Aim of the task
Find every line in the records below that holds the word "Nursing", and copy it out.

==== Material shown ====

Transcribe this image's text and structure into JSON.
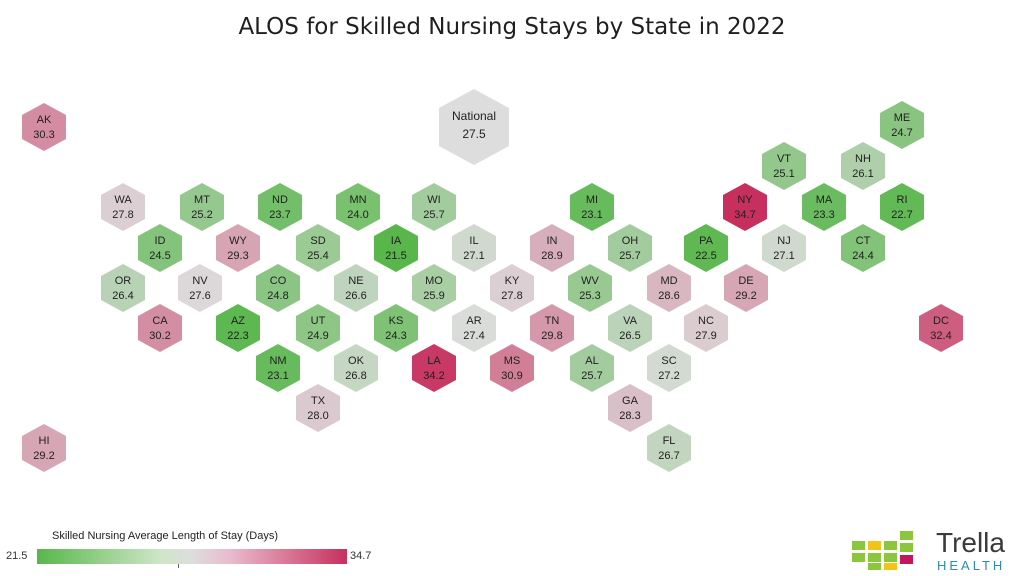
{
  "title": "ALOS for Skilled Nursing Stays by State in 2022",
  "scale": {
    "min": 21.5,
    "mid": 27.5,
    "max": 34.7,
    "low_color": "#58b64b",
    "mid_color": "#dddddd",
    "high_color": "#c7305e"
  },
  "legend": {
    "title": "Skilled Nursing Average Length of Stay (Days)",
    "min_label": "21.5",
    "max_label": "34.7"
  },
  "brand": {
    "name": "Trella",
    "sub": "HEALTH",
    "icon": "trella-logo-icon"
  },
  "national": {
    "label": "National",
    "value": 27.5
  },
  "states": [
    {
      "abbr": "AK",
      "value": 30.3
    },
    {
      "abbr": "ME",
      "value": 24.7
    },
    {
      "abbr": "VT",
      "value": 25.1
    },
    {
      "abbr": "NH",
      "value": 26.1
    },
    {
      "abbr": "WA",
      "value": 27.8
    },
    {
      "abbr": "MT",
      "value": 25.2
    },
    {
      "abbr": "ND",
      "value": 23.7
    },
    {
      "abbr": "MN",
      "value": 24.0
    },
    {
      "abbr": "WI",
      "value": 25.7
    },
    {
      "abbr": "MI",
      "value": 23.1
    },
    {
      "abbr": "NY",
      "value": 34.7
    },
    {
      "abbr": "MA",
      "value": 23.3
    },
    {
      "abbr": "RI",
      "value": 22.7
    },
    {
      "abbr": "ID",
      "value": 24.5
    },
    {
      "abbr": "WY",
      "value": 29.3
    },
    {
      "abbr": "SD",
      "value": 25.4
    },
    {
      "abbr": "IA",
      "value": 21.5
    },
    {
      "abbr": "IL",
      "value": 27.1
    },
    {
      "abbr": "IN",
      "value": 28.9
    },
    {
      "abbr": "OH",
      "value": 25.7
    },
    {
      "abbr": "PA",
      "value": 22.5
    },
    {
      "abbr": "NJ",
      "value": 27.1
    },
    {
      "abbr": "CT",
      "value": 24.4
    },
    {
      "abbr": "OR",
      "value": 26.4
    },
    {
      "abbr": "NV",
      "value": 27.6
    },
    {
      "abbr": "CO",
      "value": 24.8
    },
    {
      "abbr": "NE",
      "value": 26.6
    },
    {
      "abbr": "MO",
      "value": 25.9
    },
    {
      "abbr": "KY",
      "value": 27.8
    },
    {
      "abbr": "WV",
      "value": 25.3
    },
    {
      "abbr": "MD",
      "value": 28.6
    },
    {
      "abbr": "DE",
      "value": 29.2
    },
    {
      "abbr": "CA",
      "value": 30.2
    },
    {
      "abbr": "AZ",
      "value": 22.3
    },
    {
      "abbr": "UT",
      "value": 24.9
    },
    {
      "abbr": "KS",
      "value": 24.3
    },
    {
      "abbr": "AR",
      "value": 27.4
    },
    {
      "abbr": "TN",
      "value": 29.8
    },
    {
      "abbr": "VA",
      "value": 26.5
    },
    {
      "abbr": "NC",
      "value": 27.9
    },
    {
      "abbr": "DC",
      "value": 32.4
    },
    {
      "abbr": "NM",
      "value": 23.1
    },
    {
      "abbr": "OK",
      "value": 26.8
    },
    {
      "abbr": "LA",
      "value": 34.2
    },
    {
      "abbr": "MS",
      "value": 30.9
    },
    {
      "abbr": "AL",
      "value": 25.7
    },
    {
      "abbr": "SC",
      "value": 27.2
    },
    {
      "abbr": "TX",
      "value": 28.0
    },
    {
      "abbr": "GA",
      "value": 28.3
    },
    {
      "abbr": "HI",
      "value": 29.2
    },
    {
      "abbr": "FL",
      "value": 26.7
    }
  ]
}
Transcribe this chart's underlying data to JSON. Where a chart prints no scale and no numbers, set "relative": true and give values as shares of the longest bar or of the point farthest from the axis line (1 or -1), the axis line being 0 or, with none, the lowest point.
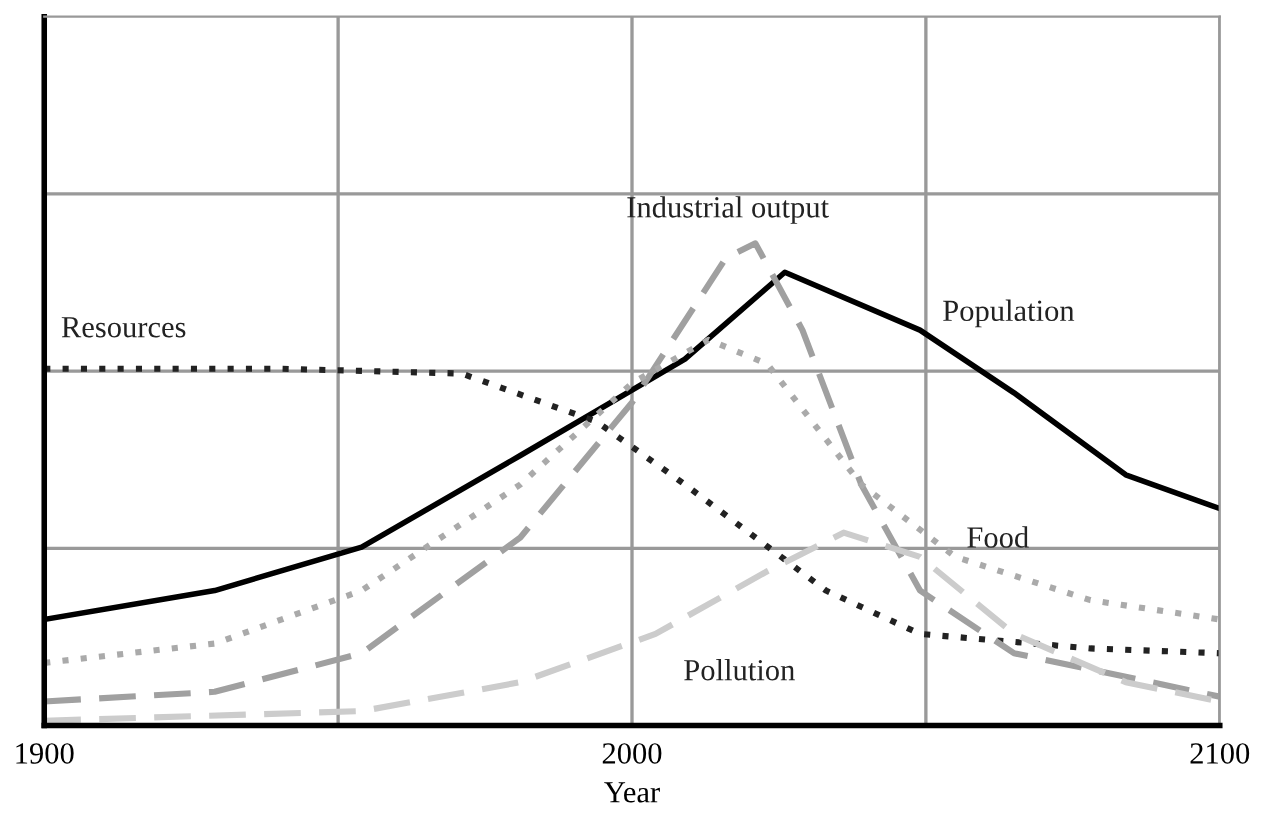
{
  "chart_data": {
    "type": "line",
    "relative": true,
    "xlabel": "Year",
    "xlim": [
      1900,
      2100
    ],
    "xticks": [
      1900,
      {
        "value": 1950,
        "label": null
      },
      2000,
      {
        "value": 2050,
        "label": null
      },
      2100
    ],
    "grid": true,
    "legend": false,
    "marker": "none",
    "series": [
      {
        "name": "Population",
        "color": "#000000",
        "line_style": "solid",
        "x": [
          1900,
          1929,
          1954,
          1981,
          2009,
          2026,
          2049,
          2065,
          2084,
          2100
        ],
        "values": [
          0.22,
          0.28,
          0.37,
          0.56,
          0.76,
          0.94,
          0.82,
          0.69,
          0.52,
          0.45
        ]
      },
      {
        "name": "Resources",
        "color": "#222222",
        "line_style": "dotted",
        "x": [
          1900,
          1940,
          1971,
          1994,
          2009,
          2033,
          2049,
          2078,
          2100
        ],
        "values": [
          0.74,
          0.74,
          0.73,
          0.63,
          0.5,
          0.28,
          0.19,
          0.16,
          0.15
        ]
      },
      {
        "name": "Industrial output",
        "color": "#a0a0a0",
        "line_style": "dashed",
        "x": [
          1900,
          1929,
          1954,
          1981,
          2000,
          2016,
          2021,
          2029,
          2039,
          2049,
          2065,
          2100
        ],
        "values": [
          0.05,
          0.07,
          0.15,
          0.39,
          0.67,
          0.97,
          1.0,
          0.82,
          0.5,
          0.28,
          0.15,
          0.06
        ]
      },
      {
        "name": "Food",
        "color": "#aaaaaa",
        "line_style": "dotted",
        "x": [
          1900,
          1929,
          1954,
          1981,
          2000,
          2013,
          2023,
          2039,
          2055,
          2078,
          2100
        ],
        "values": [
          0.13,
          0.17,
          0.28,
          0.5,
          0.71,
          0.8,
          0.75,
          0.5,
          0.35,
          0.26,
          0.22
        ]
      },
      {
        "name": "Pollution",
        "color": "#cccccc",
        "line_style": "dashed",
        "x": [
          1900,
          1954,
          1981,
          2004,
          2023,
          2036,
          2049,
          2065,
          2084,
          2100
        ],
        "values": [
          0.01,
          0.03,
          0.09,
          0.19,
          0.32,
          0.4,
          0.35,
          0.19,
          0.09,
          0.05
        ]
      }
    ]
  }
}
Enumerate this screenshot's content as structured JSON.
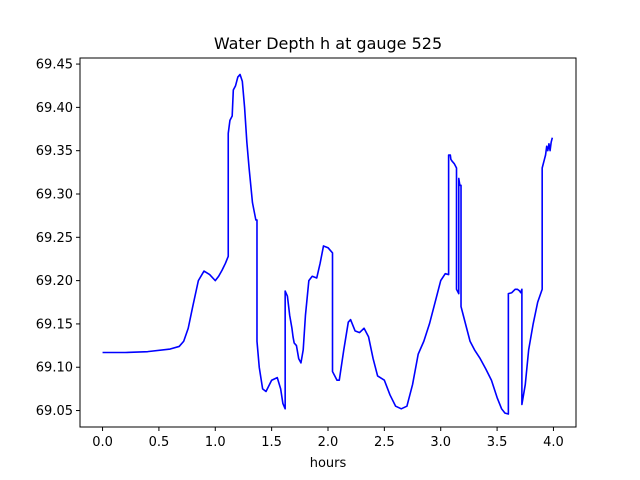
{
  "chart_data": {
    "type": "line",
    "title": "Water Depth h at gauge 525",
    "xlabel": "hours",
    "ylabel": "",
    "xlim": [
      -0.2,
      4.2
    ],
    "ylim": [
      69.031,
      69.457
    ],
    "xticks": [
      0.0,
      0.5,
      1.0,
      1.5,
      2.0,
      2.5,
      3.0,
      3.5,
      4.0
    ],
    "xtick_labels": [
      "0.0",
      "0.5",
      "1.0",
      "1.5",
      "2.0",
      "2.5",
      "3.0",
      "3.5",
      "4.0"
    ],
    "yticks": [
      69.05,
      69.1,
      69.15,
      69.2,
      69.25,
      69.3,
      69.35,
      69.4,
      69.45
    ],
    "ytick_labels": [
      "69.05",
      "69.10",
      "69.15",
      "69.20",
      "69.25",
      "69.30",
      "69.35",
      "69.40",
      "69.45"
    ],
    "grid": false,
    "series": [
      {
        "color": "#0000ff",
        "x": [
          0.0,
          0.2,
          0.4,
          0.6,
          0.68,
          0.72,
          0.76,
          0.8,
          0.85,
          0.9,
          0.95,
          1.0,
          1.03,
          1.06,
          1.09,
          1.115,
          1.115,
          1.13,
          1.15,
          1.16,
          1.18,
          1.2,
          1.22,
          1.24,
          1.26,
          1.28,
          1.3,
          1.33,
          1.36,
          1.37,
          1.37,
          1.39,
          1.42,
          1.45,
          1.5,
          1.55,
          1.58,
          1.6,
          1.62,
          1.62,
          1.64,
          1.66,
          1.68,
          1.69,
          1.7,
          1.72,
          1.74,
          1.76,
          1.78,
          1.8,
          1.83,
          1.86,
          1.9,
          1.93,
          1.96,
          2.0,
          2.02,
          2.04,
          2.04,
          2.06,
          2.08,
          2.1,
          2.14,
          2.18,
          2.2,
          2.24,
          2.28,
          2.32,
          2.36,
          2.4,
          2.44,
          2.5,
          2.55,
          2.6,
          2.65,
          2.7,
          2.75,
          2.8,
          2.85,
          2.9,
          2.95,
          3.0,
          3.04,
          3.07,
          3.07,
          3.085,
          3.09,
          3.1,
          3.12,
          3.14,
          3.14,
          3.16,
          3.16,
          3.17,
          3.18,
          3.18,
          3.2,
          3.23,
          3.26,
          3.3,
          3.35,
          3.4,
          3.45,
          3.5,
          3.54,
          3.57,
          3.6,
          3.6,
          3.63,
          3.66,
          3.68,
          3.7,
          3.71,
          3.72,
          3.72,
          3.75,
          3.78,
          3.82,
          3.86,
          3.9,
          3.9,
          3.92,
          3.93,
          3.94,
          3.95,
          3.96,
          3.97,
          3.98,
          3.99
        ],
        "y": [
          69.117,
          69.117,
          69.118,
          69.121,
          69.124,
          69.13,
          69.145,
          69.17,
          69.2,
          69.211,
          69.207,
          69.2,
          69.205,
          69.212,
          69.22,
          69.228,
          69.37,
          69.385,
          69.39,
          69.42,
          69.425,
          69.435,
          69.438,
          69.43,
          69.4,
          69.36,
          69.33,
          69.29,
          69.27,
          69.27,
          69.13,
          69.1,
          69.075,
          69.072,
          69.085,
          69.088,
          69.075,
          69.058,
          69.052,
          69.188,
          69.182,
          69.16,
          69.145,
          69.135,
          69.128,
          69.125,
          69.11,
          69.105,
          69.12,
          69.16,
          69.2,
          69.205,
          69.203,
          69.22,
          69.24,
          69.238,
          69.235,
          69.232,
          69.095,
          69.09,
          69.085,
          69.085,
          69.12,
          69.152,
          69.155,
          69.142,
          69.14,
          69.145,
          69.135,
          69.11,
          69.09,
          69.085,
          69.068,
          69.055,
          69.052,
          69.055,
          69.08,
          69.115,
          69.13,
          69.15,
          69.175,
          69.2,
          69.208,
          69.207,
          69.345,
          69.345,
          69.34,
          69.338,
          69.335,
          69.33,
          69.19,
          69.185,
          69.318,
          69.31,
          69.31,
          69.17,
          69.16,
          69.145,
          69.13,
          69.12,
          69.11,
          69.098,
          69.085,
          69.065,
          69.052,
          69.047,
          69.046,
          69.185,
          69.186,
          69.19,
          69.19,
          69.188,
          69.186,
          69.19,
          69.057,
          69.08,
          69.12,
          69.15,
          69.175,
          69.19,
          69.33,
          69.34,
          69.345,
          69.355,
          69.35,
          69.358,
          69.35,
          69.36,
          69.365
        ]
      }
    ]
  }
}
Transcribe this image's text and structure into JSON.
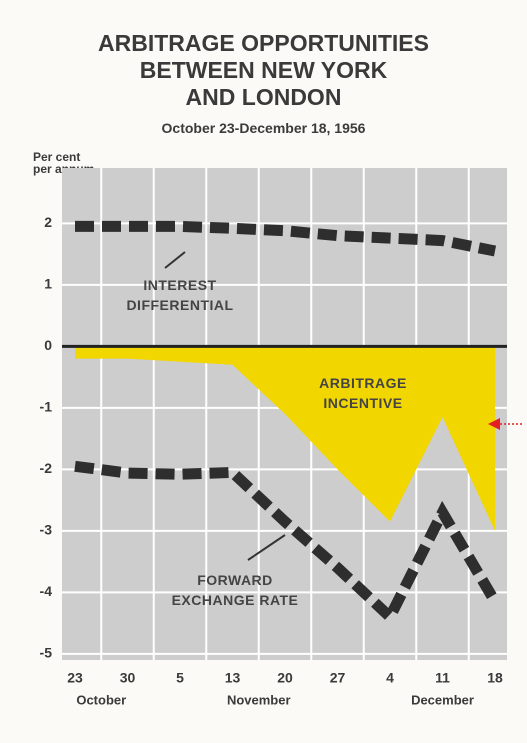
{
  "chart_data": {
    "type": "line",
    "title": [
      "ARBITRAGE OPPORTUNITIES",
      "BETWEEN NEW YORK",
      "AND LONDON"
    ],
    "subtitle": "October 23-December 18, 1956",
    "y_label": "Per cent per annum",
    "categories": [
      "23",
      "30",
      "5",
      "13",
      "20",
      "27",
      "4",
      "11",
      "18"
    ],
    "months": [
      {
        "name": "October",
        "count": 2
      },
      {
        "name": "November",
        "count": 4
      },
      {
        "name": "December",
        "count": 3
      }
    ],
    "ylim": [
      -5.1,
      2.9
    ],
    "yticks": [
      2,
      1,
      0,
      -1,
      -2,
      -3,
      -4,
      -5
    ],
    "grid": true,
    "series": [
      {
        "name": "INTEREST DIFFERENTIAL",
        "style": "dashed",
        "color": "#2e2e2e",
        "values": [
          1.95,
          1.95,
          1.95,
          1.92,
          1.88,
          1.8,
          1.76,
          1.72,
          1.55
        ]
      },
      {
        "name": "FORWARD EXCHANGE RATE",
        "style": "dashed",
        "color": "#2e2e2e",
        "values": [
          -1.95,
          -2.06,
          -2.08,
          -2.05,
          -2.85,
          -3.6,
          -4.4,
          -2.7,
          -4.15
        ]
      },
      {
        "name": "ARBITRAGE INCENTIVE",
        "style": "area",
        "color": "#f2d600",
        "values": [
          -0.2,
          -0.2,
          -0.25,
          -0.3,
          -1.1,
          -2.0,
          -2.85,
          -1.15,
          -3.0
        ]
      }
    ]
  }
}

====

Response
  "title": "ALOS for Skilled Nursing Stays by State in 2022",
    "title": "Skilled Nursing Average Length of Stay (Days)",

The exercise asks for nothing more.